**Provided material**:
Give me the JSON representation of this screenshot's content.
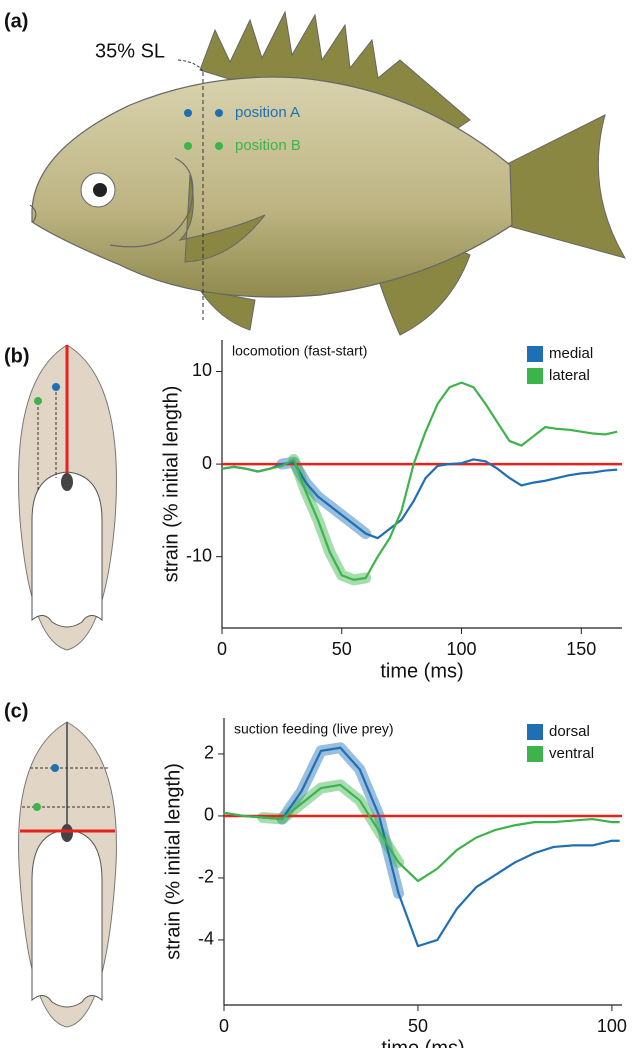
{
  "panel_labels": [
    "(a)",
    "(b)",
    "(c)"
  ],
  "fish": {
    "annotation": "35% SL",
    "position_a": "position A",
    "position_b": "position B"
  },
  "chart_data": [
    {
      "type": "line",
      "title": "locomotion (fast-start)",
      "x_label": "time (ms)",
      "y_label": "strain (% initial length)",
      "x": [
        0,
        5,
        10,
        15,
        20,
        25,
        30,
        35,
        40,
        45,
        50,
        55,
        60,
        65,
        70,
        75,
        80,
        85,
        90,
        95,
        100,
        105,
        110,
        115,
        120,
        125,
        130,
        135,
        140,
        145,
        150,
        155,
        160,
        165
      ],
      "series": [
        {
          "name": "medial",
          "color": "#1f6fb4",
          "highlight": [
            22,
            62
          ],
          "values": [
            -0.5,
            -0.3,
            -0.5,
            -0.8,
            -0.5,
            0,
            0.2,
            -2,
            -3.5,
            -4.5,
            -5.5,
            -6.5,
            -7.5,
            -8,
            -7,
            -6,
            -4,
            -1.5,
            -0.2,
            0,
            0.1,
            0.5,
            0.3,
            -0.5,
            -1.5,
            -2.3,
            -2,
            -1.8,
            -1.5,
            -1.2,
            -1,
            -0.9,
            -0.7,
            -0.6
          ]
        },
        {
          "name": "lateral",
          "color": "#3cb44b",
          "highlight": [
            28,
            62
          ],
          "values": [
            -0.5,
            -0.3,
            -0.5,
            -0.8,
            -0.5,
            -0.2,
            0.5,
            -3,
            -6,
            -9.5,
            -12,
            -12.5,
            -12.3,
            -10,
            -8,
            -5,
            0,
            3.5,
            6.5,
            8.3,
            8.8,
            8.3,
            6.5,
            4.5,
            2.5,
            2,
            3,
            4,
            3.8,
            3.7,
            3.5,
            3.3,
            3.2,
            3.5
          ]
        }
      ],
      "xlim": [
        0,
        167
      ],
      "xticks": [
        0,
        50,
        100,
        150
      ],
      "ylim": [
        -17.7,
        13.4
      ],
      "yticks": [
        -10,
        0,
        10
      ],
      "hline": 0,
      "hline_color": "#e8211b",
      "legend": "upper right"
    },
    {
      "type": "line",
      "title": "suction feeding (live prey)",
      "x_label": "time (ms)",
      "y_label": "strain (% initial length)",
      "x": [
        0,
        5,
        10,
        15,
        20,
        25,
        30,
        35,
        40,
        45,
        50,
        55,
        60,
        65,
        70,
        75,
        80,
        85,
        90,
        95,
        100,
        102
      ],
      "series": [
        {
          "name": "dorsal",
          "color": "#1f6fb4",
          "highlight": [
            13,
            48
          ],
          "values": [
            0.1,
            0,
            -0.05,
            -0.1,
            0.8,
            2.1,
            2.2,
            1.5,
            0,
            -2.5,
            -4.2,
            -4,
            -3,
            -2.3,
            -1.9,
            -1.5,
            -1.2,
            -1,
            -0.95,
            -0.95,
            -0.8,
            -0.8
          ]
        },
        {
          "name": "ventral",
          "color": "#3cb44b",
          "highlight": [
            8,
            49
          ],
          "values": [
            0.1,
            0,
            -0.05,
            -0.1,
            0.4,
            0.9,
            1.0,
            0.5,
            -0.5,
            -1.5,
            -2.1,
            -1.7,
            -1.1,
            -0.7,
            -0.45,
            -0.3,
            -0.2,
            -0.2,
            -0.15,
            -0.1,
            -0.2,
            -0.2
          ]
        }
      ],
      "xlim": [
        0,
        102.6
      ],
      "xticks": [
        0,
        50,
        100
      ],
      "ylim": [
        -6.1,
        3.16
      ],
      "yticks": [
        -4,
        -2,
        0,
        2
      ],
      "hline": 0,
      "hline_color": "#e8211b",
      "legend": "upper right"
    }
  ]
}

**Task requirements**: Print all of the records shown above exactly, leaving out each picture.

**Answer to this exercise**:
Give me the JSON representation of this screenshot's content.
{
  "panel_labels": [
    "(a)",
    "(b)",
    "(c)"
  ],
  "fish": {
    "annotation": "35% SL",
    "position_a": "position A",
    "position_b": "position B"
  },
  "chart_data": [
    {
      "type": "line",
      "title": "locomotion (fast-start)",
      "x_label": "time (ms)",
      "y_label": "strain (% initial length)",
      "x": [
        0,
        5,
        10,
        15,
        20,
        25,
        30,
        35,
        40,
        45,
        50,
        55,
        60,
        65,
        70,
        75,
        80,
        85,
        90,
        95,
        100,
        105,
        110,
        115,
        120,
        125,
        130,
        135,
        140,
        145,
        150,
        155,
        160,
        165
      ],
      "series": [
        {
          "name": "medial",
          "color": "#1f6fb4",
          "highlight": [
            22,
            62
          ],
          "values": [
            -0.5,
            -0.3,
            -0.5,
            -0.8,
            -0.5,
            0,
            0.2,
            -2,
            -3.5,
            -4.5,
            -5.5,
            -6.5,
            -7.5,
            -8,
            -7,
            -6,
            -4,
            -1.5,
            -0.2,
            0,
            0.1,
            0.5,
            0.3,
            -0.5,
            -1.5,
            -2.3,
            -2,
            -1.8,
            -1.5,
            -1.2,
            -1,
            -0.9,
            -0.7,
            -0.6
          ]
        },
        {
          "name": "lateral",
          "color": "#3cb44b",
          "highlight": [
            28,
            62
          ],
          "values": [
            -0.5,
            -0.3,
            -0.5,
            -0.8,
            -0.5,
            -0.2,
            0.5,
            -3,
            -6,
            -9.5,
            -12,
            -12.5,
            -12.3,
            -10,
            -8,
            -5,
            0,
            3.5,
            6.5,
            8.3,
            8.8,
            8.3,
            6.5,
            4.5,
            2.5,
            2,
            3,
            4,
            3.8,
            3.7,
            3.5,
            3.3,
            3.2,
            3.5
          ]
        }
      ],
      "xlim": [
        0,
        167
      ],
      "xticks": [
        0,
        50,
        100,
        150
      ],
      "ylim": [
        -17.7,
        13.4
      ],
      "yticks": [
        -10,
        0,
        10
      ],
      "hline": 0,
      "hline_color": "#e8211b",
      "legend": "upper right"
    },
    {
      "type": "line",
      "title": "suction feeding (live prey)",
      "x_label": "time (ms)",
      "y_label": "strain (% initial length)",
      "x": [
        0,
        5,
        10,
        15,
        20,
        25,
        30,
        35,
        40,
        45,
        50,
        55,
        60,
        65,
        70,
        75,
        80,
        85,
        90,
        95,
        100,
        102
      ],
      "series": [
        {
          "name": "dorsal",
          "color": "#1f6fb4",
          "highlight": [
            13,
            48
          ],
          "values": [
            0.1,
            0,
            -0.05,
            -0.1,
            0.8,
            2.1,
            2.2,
            1.5,
            0,
            -2.5,
            -4.2,
            -4,
            -3,
            -2.3,
            -1.9,
            -1.5,
            -1.2,
            -1,
            -0.95,
            -0.95,
            -0.8,
            -0.8
          ]
        },
        {
          "name": "ventral",
          "color": "#3cb44b",
          "highlight": [
            8,
            49
          ],
          "values": [
            0.1,
            0,
            -0.05,
            -0.1,
            0.4,
            0.9,
            1.0,
            0.5,
            -0.5,
            -1.5,
            -2.1,
            -1.7,
            -1.1,
            -0.7,
            -0.45,
            -0.3,
            -0.2,
            -0.2,
            -0.15,
            -0.1,
            -0.2,
            -0.2
          ]
        }
      ],
      "xlim": [
        0,
        102.6
      ],
      "xticks": [
        0,
        50,
        100
      ],
      "ylim": [
        -6.1,
        3.16
      ],
      "yticks": [
        -4,
        -2,
        0,
        2
      ],
      "hline": 0,
      "hline_color": "#e8211b",
      "legend": "upper right"
    }
  ]
}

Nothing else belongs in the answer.